→ Exercise
With the pictures omitted, write out the entries that follow exactly as they stand.

→ Exercise input
=====
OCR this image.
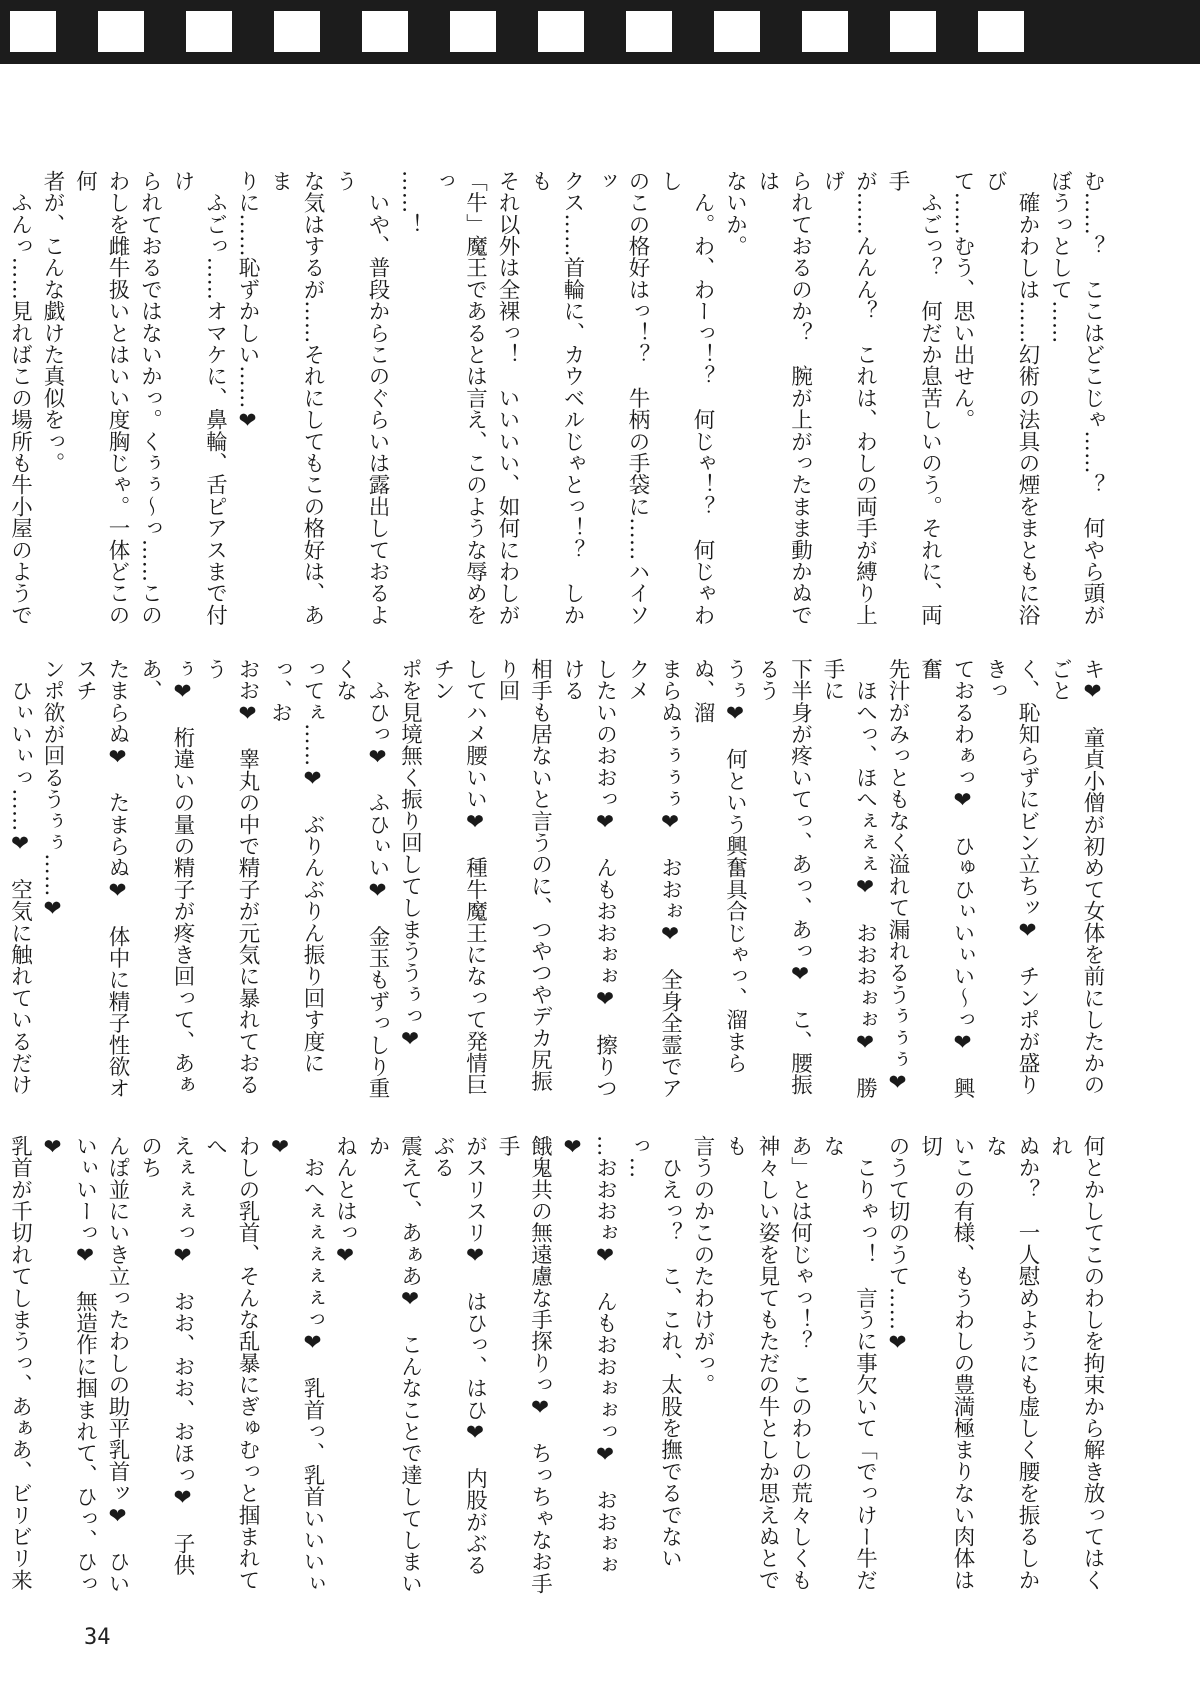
む……？　ここはどこじゃ……？　何やら頭が

ぼうっとして……

　確かわしは……幻術の法具の煙をまともに浴び

て……むう、思い出せん。

　ふごっ？　何だか息苦しいのう。それに、両手

が……んんん？　これは、わしの両手が縛り上げ

られておるのか？　腕が上がったまま動かぬでは

ないか。

　ん。わ、わーっ！？　何じゃ！？　何じゃわし

のこの格好はっ！？　牛柄の手袋に……ハイソッ

クス……首輪に、カウベルじゃとっ！？　しかも

それ以外は全裸っ！　いいいい、如何にわしが

「牛」魔王であるとは言え、このような辱めをっ

……！

　いや、普段からこのぐらいは露出しておるよう

な気はするが……それにしてもこの格好は、あま

りに……恥ずかしい……❤

　ふごっ……オマケに、鼻輪、舌ピアスまで付け

られておるではないかっ。くぅぅ～っ……この

わしを雌牛扱いとはいい度胸じゃ。一体どこの何

者が、こんな戯けた真似をっ。

　ふんっ……見ればこの場所も牛小屋のようで

キ❤　童貞小僧が初めて女体を前にしたかのごと

く、恥知らずにビン立ちッ❤　チンポが盛りきっ

ておるわぁっ❤　ひゅひぃいぃい～っ❤　興奮

先汁がみっともなく溢れて漏れるうぅぅぅ❤

　ほへっ、ほへぇぇぇ❤　おおおぉぉ❤　勝手に

下半身が疼いてっ、あっ、あっ❤　こ、腰振るう

うぅ❤　何という興奮具合じゃっ、溜まらぬ、溜

まらぬぅぅぅぅ❤　おおぉ❤　全身全霊でアクメ

したいのおおっ❤　んもおおぉぉ❤　擦りつける

相手も居ないと言うのに、つやつやデカ尻振り回

してハメ腰いい❤　種牛魔王になって発情巨チン

ポを見境無く振り回してしまううぅっ❤

　ふひっ❤　ふひぃい❤　金玉もずっしり重くな

ってぇ……❤　ぶりんぶりん振り回す度にっ、お

おお❤　睾丸の中で精子が元気に暴れておるう

ぅ❤　桁違いの量の精子が疼き回って、あぁあ、

たまらぬ❤　たまらぬ❤　体中に精子性欲オスチ

ンポ欲が回るうぅぅ……❤

　ひぃいぃっ……❤　空気に触れているだけ

何とかしてこのわしを拘束から解き放ってはくれ

ぬか？　一人慰めようにも虚しく腰を振るしかな

いこの有様、もうわしの豊満極まりない肉体は切

のうて切のうて……❤

　こりゃっ！　言うに事欠いて「でっけー牛だな

あ」とは何じゃっ！？　このわしの荒々しくも

神々しい姿を見てもただの牛としか思えぬとでも

言うのかこのたわけがっ。

　ひえっ？　こ、これ、太股を撫でるでないっ…

…おおおぉ❤　んもおおぉぉっ❤　おおぉぉ❤

餓鬼共の無遠慮な手探りっ❤　ちっちゃなお手手

がスリスリ❤　はひっ、はひ❤　内股がぶるぶる

震えて、あぁあ❤　こんなことで達してしまいか

ねんとはっ❤

　おへぇぇぇぇぇっ❤　乳首っ、乳首いいいぃ❤

わしの乳首、そんな乱暴にぎゅむっと掴まれてへ

えぇぇぇっ❤　おお、おお、おほっ❤　子供のち

んぽ並にいき立ったわしの助平乳首ッ❤　ひい

いぃいーっ❤　無造作に掴まれて、ひっ、ひっ❤

乳首が千切れてしまうっ、あぁあ、ビリビリ来

34
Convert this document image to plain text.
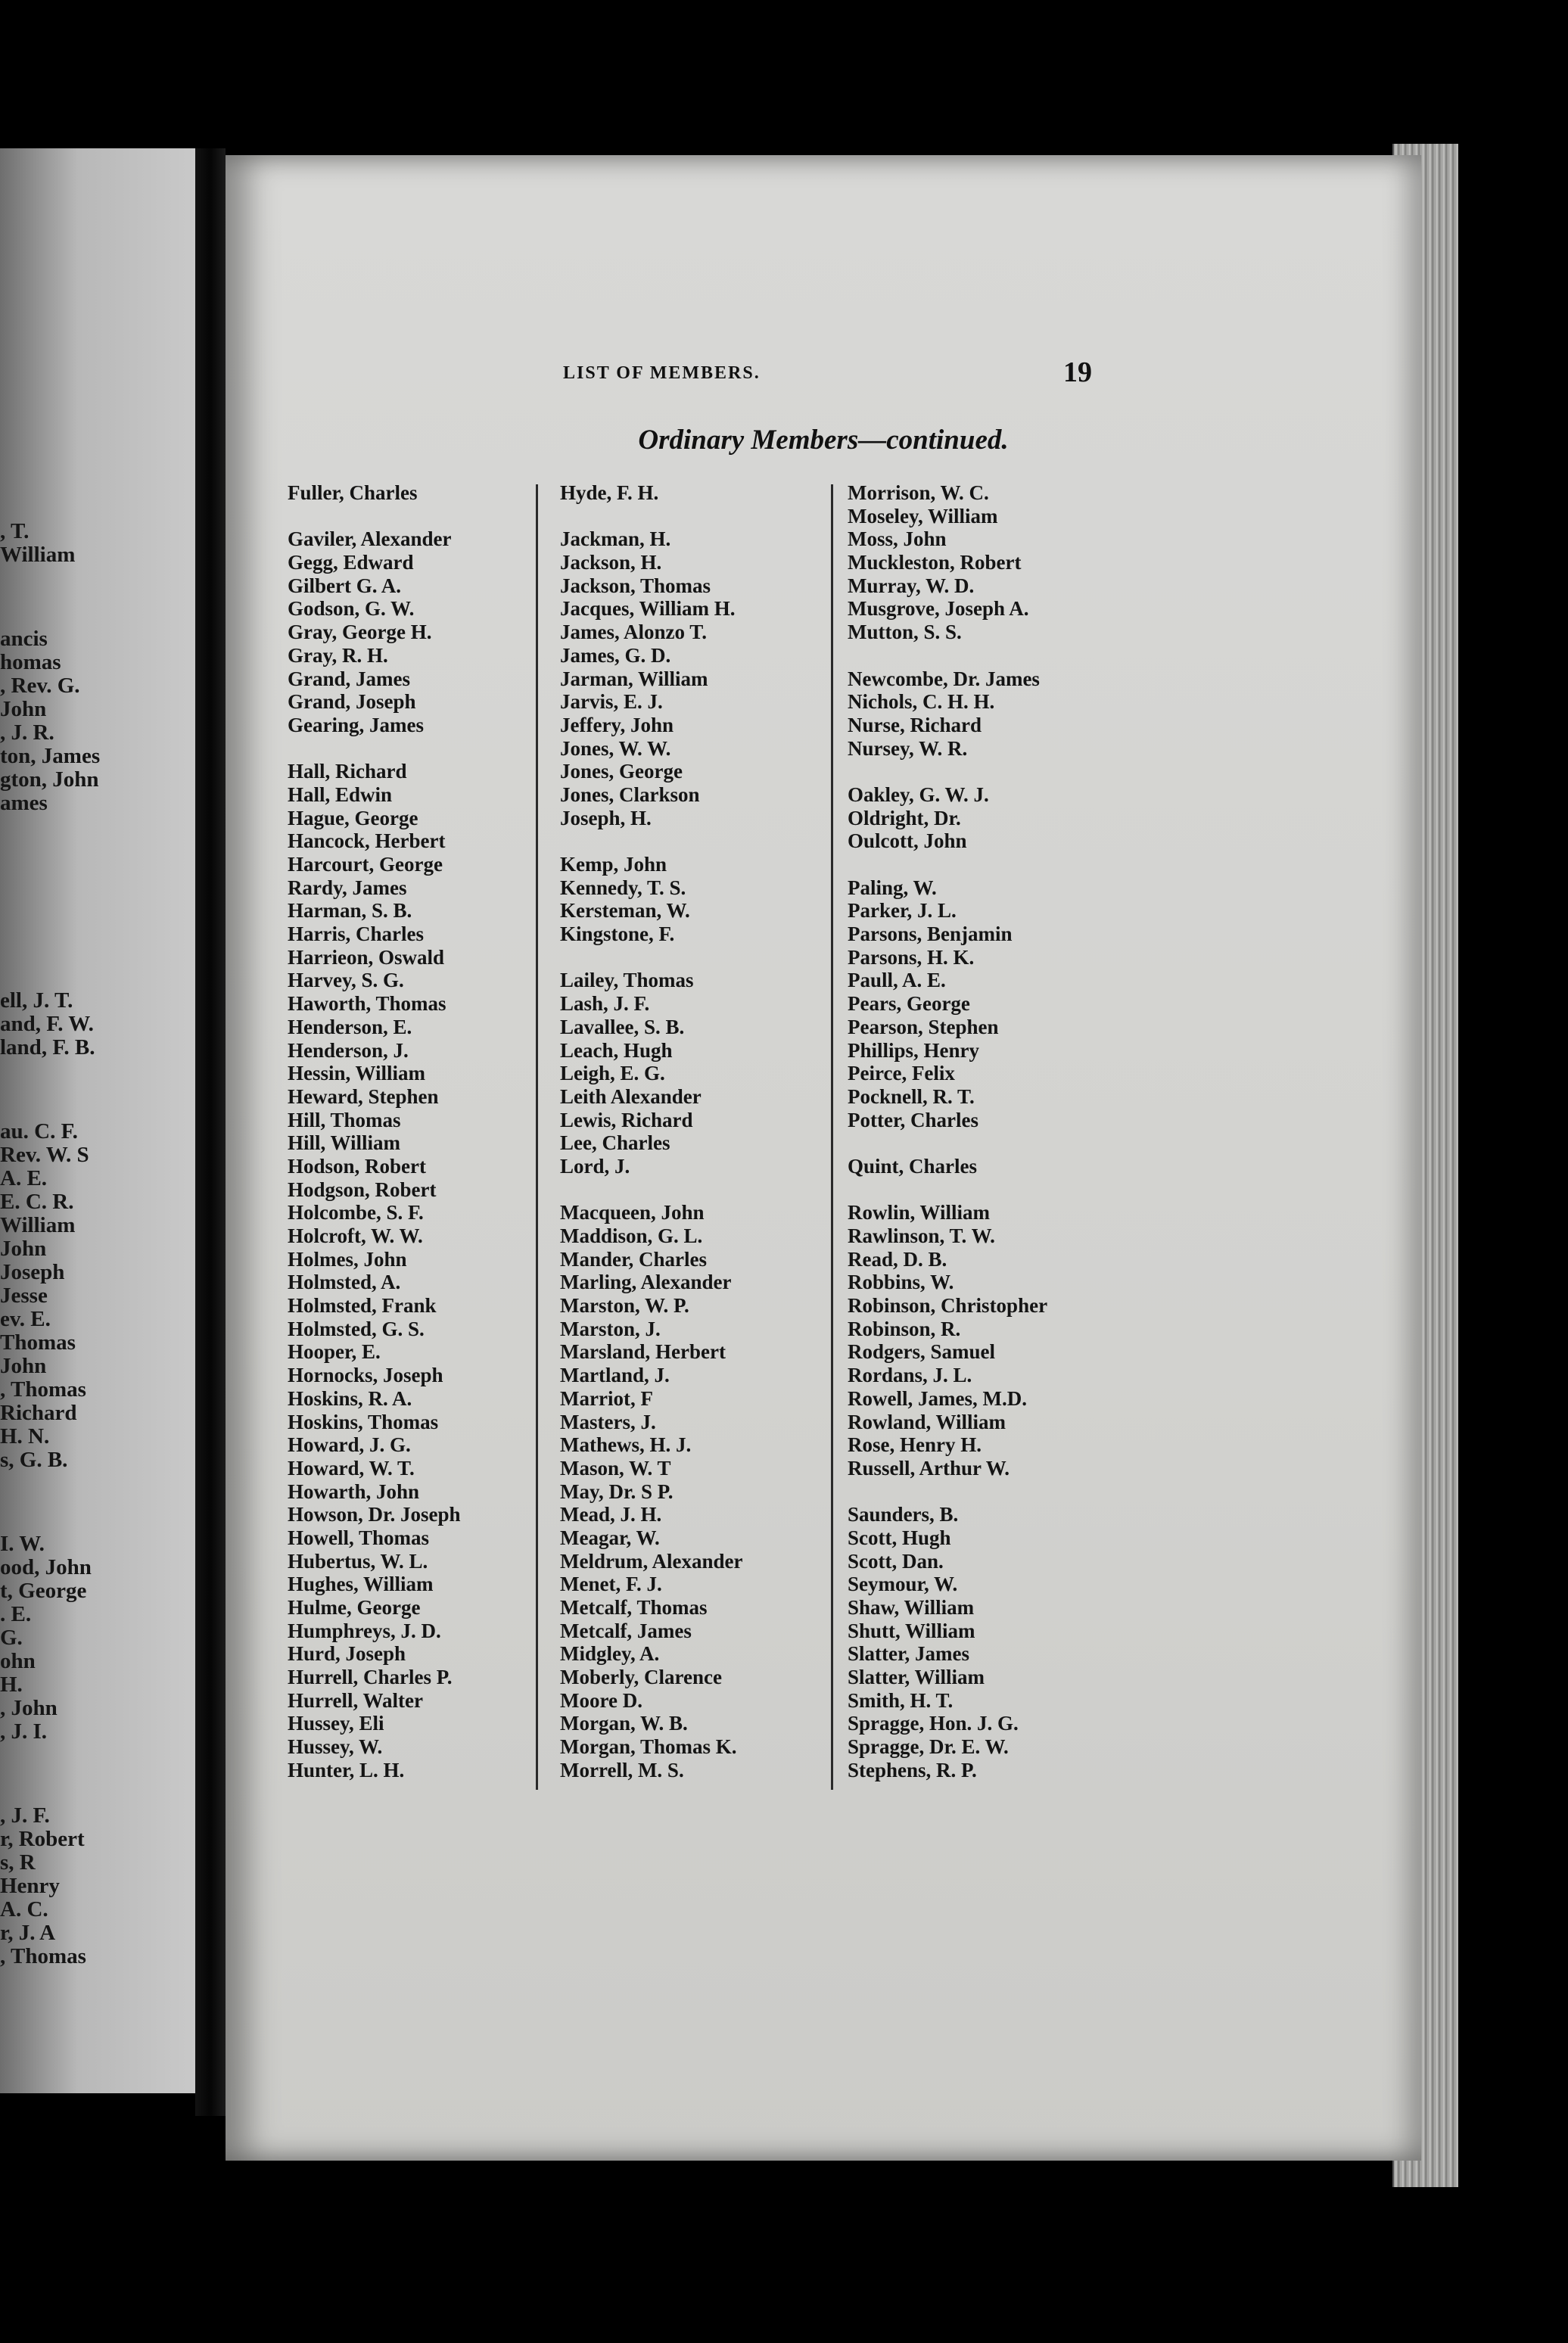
, T.
William
ancis
homas
, Rev. G.
John
, J. R.
ton, James
gton, John
ames
ell, J. T.
and, F. W.
land, F. B.
au. C. F.
Rev. W. S
A. E.
E. C. R.
William
John
Joseph
Jesse
ev. E.
Thomas
John
, Thomas
Richard
H. N.
s, G. B.
I. W.
ood, John
t, George
. E.
G.
ohn
H.
, John
, J. I.
, J. F.
r, Robert
s, R
Henry
A. C.
r, J. A
, Thomas
LIST OF MEMBERS.	19
Ordinary Members—continued.
Fuller, Charles
Gaviler, Alexander
Gegg, Edward
Gilbert G. A.
Godson, G. W.
Gray, George H.
Gray, R. H.
Grand, James
Grand, Joseph
Gearing, James
Hall, Richard
Hall, Edwin
Hague, George
Hancock, Herbert
Harcourt, George
Rardy, James
Harman, S. B.
Harris, Charles
Harrieon, Oswald
Harvey, S. G.
Haworth, Thomas
Henderson, E.
Henderson, J.
Hessin, William
Heward, Stephen
Hill, Thomas
Hill, William
Hodson, Robert
Hodgson, Robert
Holcombe, S. F.
Holcroft, W. W.
Holmes, John
Holmsted, A.
Holmsted, Frank
Holmsted, G. S.
Hooper, E.
Hornocks, Joseph
Hoskins, R. A.
Hoskins, Thomas
Howard, J. G.
Howard, W. T.
Howarth, John
Howson, Dr. Joseph
Howell, Thomas
Hubertus, W. L.
Hughes, William
Hulme, George
Humphreys, J. D.
Hurd, Joseph
Hurrell, Charles P.
Hurrell, Walter
Hussey, Eli
Hussey, W.
Hunter, L. H.
Hyde, F. H.
Jackman, H.
Jackson, H.
Jackson, Thomas
Jacques, William H.
James, Alonzo T.
James, G. D.
Jarman, William
Jarvis, E. J.
Jeffery, John
Jones, W. W.
Jones, George
Jones, Clarkson
Joseph, H.
Kemp, John
Kennedy, T. S.
Kersteman, W.
Kingstone, F.
Lailey, Thomas
Lash, J. F.
Lavallee, S. B.
Leach, Hugh
Leigh, E. G.
Leith Alexander
Lewis, Richard
Lee, Charles
Lord, J.
Macqueen, John
Maddison, G. L.
Mander, Charles
Marling, Alexander
Marston, W. P.
Marston, J.
Marsland, Herbert
Martland, J.
Marriot, F
Masters, J.
Mathews, H. J.
Mason, W. T
May, Dr. S P.
Mead, J. H.
Meagar, W.
Meldrum, Alexander
Menet, F. J.
Metcalf, Thomas
Metcalf, James
Midgley, A.
Moberly, Clarence
Moore D.
Morgan, W. B.
Morgan, Thomas K.
Morrell, M. S.
Morrison, W. C.
Moseley, William
Moss, John
Muckleston, Robert
Murray, W. D.
Musgrove, Joseph A.
Mutton, S. S.
Newcombe, Dr. James
Nichols, C. H. H.
Nurse, Richard
Nursey, W. R.
Oakley, G. W. J.
Oldright, Dr.
Oulcott, John
Paling, W.
Parker, J. L.
Parsons, Benjamin
Parsons, H. K.
Paull, A. E.
Pears, George
Pearson, Stephen
Phillips, Henry
Peirce, Felix
Pocknell, R. T.
Potter, Charles
Quint, Charles
Rowlin, William
Rawlinson, T. W.
Read, D. B.
Robbins, W.
Robinson, Christopher
Robinson, R.
Rodgers, Samuel
Rordans, J. L.
Rowell, James, M.D.
Rowland, William
Rose, Henry H.
Russell, Arthur W.
Saunders, B.
Scott, Hugh
Scott, Dan.
Seymour, W.
Shaw, William
Shutt, William
Slatter, James
Slatter, William
Smith, H. T.
Spragge, Hon. J. G.
Spragge, Dr. E. W.
Stephens, R. P.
=====
→ Final result
OCR this image.
む……？　ここはどこじゃ……？　何やら頭が

ぼうっとして……

　確かわしは……幻術の法具の煙をまともに浴び

て……むう、思い出せん。

　ふごっ？　何だか息苦しいのう。それに、両手

が……んんん？　これは、わしの両手が縛り上げ

られておるのか？　腕が上がったまま動かぬでは

ないか。

　ん。わ、わーっ！？　何じゃ！？　何じゃわし

のこの格好はっ！？　牛柄の手袋に……ハイソッ

クス……首輪に、カウベルじゃとっ！？　しかも

それ以外は全裸っ！　いいいい、如何にわしが

「牛」魔王であるとは言え、このような辱めをっ

……！

　いや、普段からこのぐらいは露出しておるよう

な気はするが……それにしてもこの格好は、あま

りに……恥ずかしい……❤

　ふごっ……オマケに、鼻輪、舌ピアスまで付け

られておるではないかっ。くぅぅ～っ……この

わしを雌牛扱いとはいい度胸じゃ。一体どこの何

者が、こんな戯けた真似をっ。

　ふんっ……見ればこの場所も牛小屋のようで

キ❤　童貞小僧が初めて女体を前にしたかのごと

く、恥知らずにビン立ちッ❤　チンポが盛りきっ

ておるわぁっ❤　ひゅひぃいぃい～っ❤　興奮

先汁がみっともなく溢れて漏れるうぅぅぅ❤

　ほへっ、ほへぇぇぇ❤　おおおぉぉ❤　勝手に

下半身が疼いてっ、あっ、あっ❤　こ、腰振るう

うぅ❤　何という興奮具合じゃっ、溜まらぬ、溜

まらぬぅぅぅぅ❤　おおぉ❤　全身全霊でアクメ

したいのおおっ❤　んもおおぉぉ❤　擦りつける

相手も居ないと言うのに、つやつやデカ尻振り回

してハメ腰いい❤　種牛魔王になって発情巨チン

ポを見境無く振り回してしまううぅっ❤

　ふひっ❤　ふひぃい❤　金玉もずっしり重くな

ってぇ……❤　ぶりんぶりん振り回す度にっ、お

おお❤　睾丸の中で精子が元気に暴れておるう

ぅ❤　桁違いの量の精子が疼き回って、あぁあ、

たまらぬ❤　たまらぬ❤　体中に精子性欲オスチ

ンポ欲が回るうぅぅ……❤

　ひぃいぃっ……❤　空気に触れているだけ

何とかしてこのわしを拘束から解き放ってはくれ

ぬか？　一人慰めようにも虚しく腰を振るしかな

いこの有様、もうわしの豊満極まりない肉体は切

のうて切のうて……❤

　こりゃっ！　言うに事欠いて「でっけー牛だな

あ」とは何じゃっ！？　このわしの荒々しくも

神々しい姿を見てもただの牛としか思えぬとでも

言うのかこのたわけがっ。

　ひえっ？　こ、これ、太股を撫でるでないっ…

…おおおぉ❤　んもおおぉぉっ❤　おおぉぉ❤

餓鬼共の無遠慮な手探りっ❤　ちっちゃなお手手

がスリスリ❤　はひっ、はひ❤　内股がぶるぶる

震えて、あぁあ❤　こんなことで達してしまいか

ねんとはっ❤

　おへぇぇぇぇぇっ❤　乳首っ、乳首いいいぃ❤

わしの乳首、そんな乱暴にぎゅむっと掴まれてへ

えぇぇぇっ❤　おお、おお、おほっ❤　子供のち

んぽ並にいき立ったわしの助平乳首ッ❤　ひい

いぃいーっ❤　無造作に掴まれて、ひっ、ひっ❤

乳首が千切れてしまうっ、あぁあ、ビリビリ来

34
Convert this document image to plain text.
, T.
William
ancis
homas
, Rev. G.
John
, J. R.
ton, James
gton, John
ames
ell, J. T.
and, F. W.
land, F. B.
au. C. F.
Rev. W. S
A. E.
E. C. R.
William
John
Joseph
Jesse
ev. E.
Thomas
John
, Thomas
Richard
H. N.
s, G. B.
I. W.
ood, John
t, George
. E.
G.
ohn
H.
, John
, J. I.
, J. F.
r, Robert
s, R
Henry
A. C.
r, J. A
, Thomas
LIST OF MEMBERS.	19
Ordinary Members—continued.
Fuller, Charles
Gaviler, Alexander
Gegg, Edward
Gilbert G. A.
Godson, G. W.
Gray, George H.
Gray, R. H.
Grand, James
Grand, Joseph
Gearing, James
Hall, Richard
Hall, Edwin
Hague, George
Hancock, Herbert
Harcourt, George
Rardy, James
Harman, S. B.
Harris, Charles
Harrieon, Oswald
Harvey, S. G.
Haworth, Thomas
Henderson, E.
Henderson, J.
Hessin, William
Heward, Stephen
Hill, Thomas
Hill, William
Hodson, Robert
Hodgson, Robert
Holcombe, S. F.
Holcroft, W. W.
Holmes, John
Holmsted, A.
Holmsted, Frank
Holmsted, G. S.
Hooper, E.
Hornocks, Joseph
Hoskins, R. A.
Hoskins, Thomas
Howard, J. G.
Howard, W. T.
Howarth, John
Howson, Dr. Joseph
Howell, Thomas
Hubertus, W. L.
Hughes, William
Hulme, George
Humphreys, J. D.
Hurd, Joseph
Hurrell, Charles P.
Hurrell, Walter
Hussey, Eli
Hussey, W.
Hunter, L. H.
Hyde, F. H.
Jackman, H.
Jackson, H.
Jackson, Thomas
Jacques, William H.
James, Alonzo T.
James, G. D.
Jarman, William
Jarvis, E. J.
Jeffery, John
Jones, W. W.
Jones, George
Jones, Clarkson
Joseph, H.
Kemp, John
Kennedy, T. S.
Kersteman, W.
Kingstone, F.
Lailey, Thomas
Lash, J. F.
Lavallee, S. B.
Leach, Hugh
Leigh, E. G.
Leith Alexander
Lewis, Richard
Lee, Charles
Lord, J.
Macqueen, John
Maddison, G. L.
Mander, Charles
Marling, Alexander
Marston, W. P.
Marston, J.
Marsland, Herbert
Martland, J.
Marriot, F
Masters, J.
Mathews, H. J.
Mason, W. T
May, Dr. S P.
Mead, J. H.
Meagar, W.
Meldrum, Alexander
Menet, F. J.
Metcalf, Thomas
Metcalf, James
Midgley, A.
Moberly, Clarence
Moore D.
Morgan, W. B.
Morgan, Thomas K.
Morrell, M. S.
Morrison, W. C.
Moseley, William
Moss, John
Muckleston, Robert
Murray, W. D.
Musgrove, Joseph A.
Mutton, S. S.
Newcombe, Dr. James
Nichols, C. H. H.
Nurse, Richard
Nursey, W. R.
Oakley, G. W. J.
Oldright, Dr.
Oulcott, John
Paling, W.
Parker, J. L.
Parsons, Benjamin
Parsons, H. K.
Paull, A. E.
Pears, George
Pearson, Stephen
Phillips, Henry
Peirce, Felix
Pocknell, R. T.
Potter, Charles
Quint, Charles
Rowlin, William
Rawlinson, T. W.
Read, D. B.
Robbins, W.
Robinson, Christopher
Robinson, R.
Rodgers, Samuel
Rordans, J. L.
Rowell, James, M.D.
Rowland, William
Rose, Henry H.
Russell, Arthur W.
Saunders, B.
Scott, Hugh
Scott, Dan.
Seymour, W.
Shaw, William
Shutt, William
Slatter, James
Slatter, William
Smith, H. T.
Spragge, Hon. J. G.
Spragge, Dr. E. W.
Stephens, R. P.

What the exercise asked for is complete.